> _What you have to do_
Restate each entry word for word, leaving nothing out.

> _Extracted entries_
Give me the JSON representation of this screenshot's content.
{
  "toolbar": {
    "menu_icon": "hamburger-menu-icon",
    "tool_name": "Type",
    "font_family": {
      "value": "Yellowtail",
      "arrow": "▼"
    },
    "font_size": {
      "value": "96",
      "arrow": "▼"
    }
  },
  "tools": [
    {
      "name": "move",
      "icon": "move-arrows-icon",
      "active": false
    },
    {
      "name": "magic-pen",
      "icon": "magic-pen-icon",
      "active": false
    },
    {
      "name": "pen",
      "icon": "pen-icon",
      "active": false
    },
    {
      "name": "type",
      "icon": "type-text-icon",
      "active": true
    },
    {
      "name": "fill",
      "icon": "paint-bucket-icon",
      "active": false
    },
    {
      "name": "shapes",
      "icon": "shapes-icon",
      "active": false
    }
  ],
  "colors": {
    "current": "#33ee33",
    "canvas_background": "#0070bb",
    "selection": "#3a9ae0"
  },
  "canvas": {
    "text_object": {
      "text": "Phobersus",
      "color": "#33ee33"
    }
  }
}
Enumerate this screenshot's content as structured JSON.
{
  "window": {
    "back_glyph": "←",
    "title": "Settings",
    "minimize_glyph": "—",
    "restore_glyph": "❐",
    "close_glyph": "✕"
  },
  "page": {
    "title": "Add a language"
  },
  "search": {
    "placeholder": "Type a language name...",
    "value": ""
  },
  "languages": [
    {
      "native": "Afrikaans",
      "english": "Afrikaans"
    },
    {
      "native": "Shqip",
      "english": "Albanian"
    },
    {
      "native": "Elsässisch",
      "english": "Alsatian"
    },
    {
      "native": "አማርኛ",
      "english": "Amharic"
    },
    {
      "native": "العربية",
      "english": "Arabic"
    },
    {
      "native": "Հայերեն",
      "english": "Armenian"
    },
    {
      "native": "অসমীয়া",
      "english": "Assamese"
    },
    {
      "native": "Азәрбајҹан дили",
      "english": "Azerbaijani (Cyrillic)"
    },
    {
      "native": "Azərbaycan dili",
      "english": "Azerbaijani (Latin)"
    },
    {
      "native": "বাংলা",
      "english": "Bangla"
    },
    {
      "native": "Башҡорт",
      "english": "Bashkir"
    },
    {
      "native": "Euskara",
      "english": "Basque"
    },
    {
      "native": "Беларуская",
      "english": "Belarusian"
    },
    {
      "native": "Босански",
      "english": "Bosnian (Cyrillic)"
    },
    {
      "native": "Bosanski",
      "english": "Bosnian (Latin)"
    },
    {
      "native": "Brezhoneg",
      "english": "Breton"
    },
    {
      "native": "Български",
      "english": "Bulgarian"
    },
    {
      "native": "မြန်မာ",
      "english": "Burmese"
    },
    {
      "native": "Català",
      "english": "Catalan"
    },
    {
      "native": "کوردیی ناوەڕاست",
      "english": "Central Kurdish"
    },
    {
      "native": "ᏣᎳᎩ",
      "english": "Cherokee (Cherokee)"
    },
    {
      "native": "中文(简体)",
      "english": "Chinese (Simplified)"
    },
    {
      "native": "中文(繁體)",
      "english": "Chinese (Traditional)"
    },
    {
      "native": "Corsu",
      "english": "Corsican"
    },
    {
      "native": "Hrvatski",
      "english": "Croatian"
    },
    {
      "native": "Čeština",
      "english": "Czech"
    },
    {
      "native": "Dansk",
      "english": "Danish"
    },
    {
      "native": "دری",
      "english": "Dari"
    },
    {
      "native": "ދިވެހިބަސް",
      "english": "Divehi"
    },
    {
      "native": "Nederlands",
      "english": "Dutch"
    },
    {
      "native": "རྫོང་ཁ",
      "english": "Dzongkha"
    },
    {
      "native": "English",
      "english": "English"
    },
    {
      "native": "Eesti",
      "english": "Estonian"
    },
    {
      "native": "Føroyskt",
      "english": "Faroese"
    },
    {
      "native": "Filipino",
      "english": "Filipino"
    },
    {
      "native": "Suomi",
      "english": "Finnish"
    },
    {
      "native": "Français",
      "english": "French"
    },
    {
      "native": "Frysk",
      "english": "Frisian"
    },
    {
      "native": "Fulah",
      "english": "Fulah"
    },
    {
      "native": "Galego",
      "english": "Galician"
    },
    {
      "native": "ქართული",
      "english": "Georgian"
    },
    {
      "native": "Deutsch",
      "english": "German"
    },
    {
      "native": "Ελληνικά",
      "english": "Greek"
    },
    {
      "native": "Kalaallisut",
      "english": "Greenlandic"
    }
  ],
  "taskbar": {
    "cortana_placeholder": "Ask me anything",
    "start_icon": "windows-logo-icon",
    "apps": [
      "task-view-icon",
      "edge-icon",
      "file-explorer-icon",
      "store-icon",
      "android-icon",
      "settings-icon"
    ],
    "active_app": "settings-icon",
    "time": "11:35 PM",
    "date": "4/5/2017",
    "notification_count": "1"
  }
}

> _Solution_
Give me the JSON representation of this screenshot's content.
{
  "toolbar": {
    "menu_icon": "hamburger-menu-icon",
    "tool_name": "Type",
    "font_family": {
      "value": "Yellowtail",
      "arrow": "▼"
    },
    "font_size": {
      "value": "96",
      "arrow": "▼"
    }
  },
  "tools": [
    {
      "name": "move",
      "icon": "move-arrows-icon",
      "active": false
    },
    {
      "name": "magic-pen",
      "icon": "magic-pen-icon",
      "active": false
    },
    {
      "name": "pen",
      "icon": "pen-icon",
      "active": false
    },
    {
      "name": "type",
      "icon": "type-text-icon",
      "active": true
    },
    {
      "name": "fill",
      "icon": "paint-bucket-icon",
      "active": false
    },
    {
      "name": "shapes",
      "icon": "shapes-icon",
      "active": false
    }
  ],
  "colors": {
    "current": "#33ee33",
    "canvas_background": "#0070bb",
    "selection": "#3a9ae0"
  },
  "canvas": {
    "text_object": {
      "text": "Phobersus",
      "color": "#33ee33"
    }
  }
}
Enumerate this screenshot's content as structured JSON.
{
  "window": {
    "back_glyph": "←",
    "title": "Settings",
    "minimize_glyph": "—",
    "restore_glyph": "❐",
    "close_glyph": "✕"
  },
  "page": {
    "title": "Add a language"
  },
  "search": {
    "placeholder": "Type a language name...",
    "value": ""
  },
  "languages": [
    {
      "native": "Afrikaans",
      "english": "Afrikaans"
    },
    {
      "native": "Shqip",
      "english": "Albanian"
    },
    {
      "native": "Elsässisch",
      "english": "Alsatian"
    },
    {
      "native": "አማርኛ",
      "english": "Amharic"
    },
    {
      "native": "العربية",
      "english": "Arabic"
    },
    {
      "native": "Հայերեն",
      "english": "Armenian"
    },
    {
      "native": "অসমীয়া",
      "english": "Assamese"
    },
    {
      "native": "Азәрбајҹан дили",
      "english": "Azerbaijani (Cyrillic)"
    },
    {
      "native": "Azərbaycan dili",
      "english": "Azerbaijani (Latin)"
    },
    {
      "native": "বাংলা",
      "english": "Bangla"
    },
    {
      "native": "Башҡорт",
      "english": "Bashkir"
    },
    {
      "native": "Euskara",
      "english": "Basque"
    },
    {
      "native": "Беларуская",
      "english": "Belarusian"
    },
    {
      "native": "Босански",
      "english": "Bosnian (Cyrillic)"
    },
    {
      "native": "Bosanski",
      "english": "Bosnian (Latin)"
    },
    {
      "native": "Brezhoneg",
      "english": "Breton"
    },
    {
      "native": "Български",
      "english": "Bulgarian"
    },
    {
      "native": "မြန်မာ",
      "english": "Burmese"
    },
    {
      "native": "Català",
      "english": "Catalan"
    },
    {
      "native": "کوردیی ناوەڕاست",
      "english": "Central Kurdish"
    },
    {
      "native": "ᏣᎳᎩ",
      "english": "Cherokee (Cherokee)"
    },
    {
      "native": "中文(简体)",
      "english": "Chinese (Simplified)"
    },
    {
      "native": "中文(繁體)",
      "english": "Chinese (Traditional)"
    },
    {
      "native": "Corsu",
      "english": "Corsican"
    },
    {
      "native": "Hrvatski",
      "english": "Croatian"
    },
    {
      "native": "Čeština",
      "english": "Czech"
    },
    {
      "native": "Dansk",
      "english": "Danish"
    },
    {
      "native": "دری",
      "english": "Dari"
    },
    {
      "native": "ދިވެހިބަސް",
      "english": "Divehi"
    },
    {
      "native": "Nederlands",
      "english": "Dutch"
    },
    {
      "native": "རྫོང་ཁ",
      "english": "Dzongkha"
    },
    {
      "native": "English",
      "english": "English"
    },
    {
      "native": "Eesti",
      "english": "Estonian"
    },
    {
      "native": "Føroyskt",
      "english": "Faroese"
    },
    {
      "native": "Filipino",
      "english": "Filipino"
    },
    {
      "native": "Suomi",
      "english": "Finnish"
    },
    {
      "native": "Français",
      "english": "French"
    },
    {
      "native": "Frysk",
      "english": "Frisian"
    },
    {
      "native": "Fulah",
      "english": "Fulah"
    },
    {
      "native": "Galego",
      "english": "Galician"
    },
    {
      "native": "ქართული",
      "english": "Georgian"
    },
    {
      "native": "Deutsch",
      "english": "German"
    },
    {
      "native": "Ελληνικά",
      "english": "Greek"
    },
    {
      "native": "Kalaallisut",
      "english": "Greenlandic"
    }
  ],
  "taskbar": {
    "cortana_placeholder": "Ask me anything",
    "start_icon": "windows-logo-icon",
    "apps": [
      "task-view-icon",
      "edge-icon",
      "file-explorer-icon",
      "store-icon",
      "android-icon",
      "settings-icon"
    ],
    "active_app": "settings-icon",
    "time": "11:35 PM",
    "date": "4/5/2017",
    "notification_count": "1"
  }
}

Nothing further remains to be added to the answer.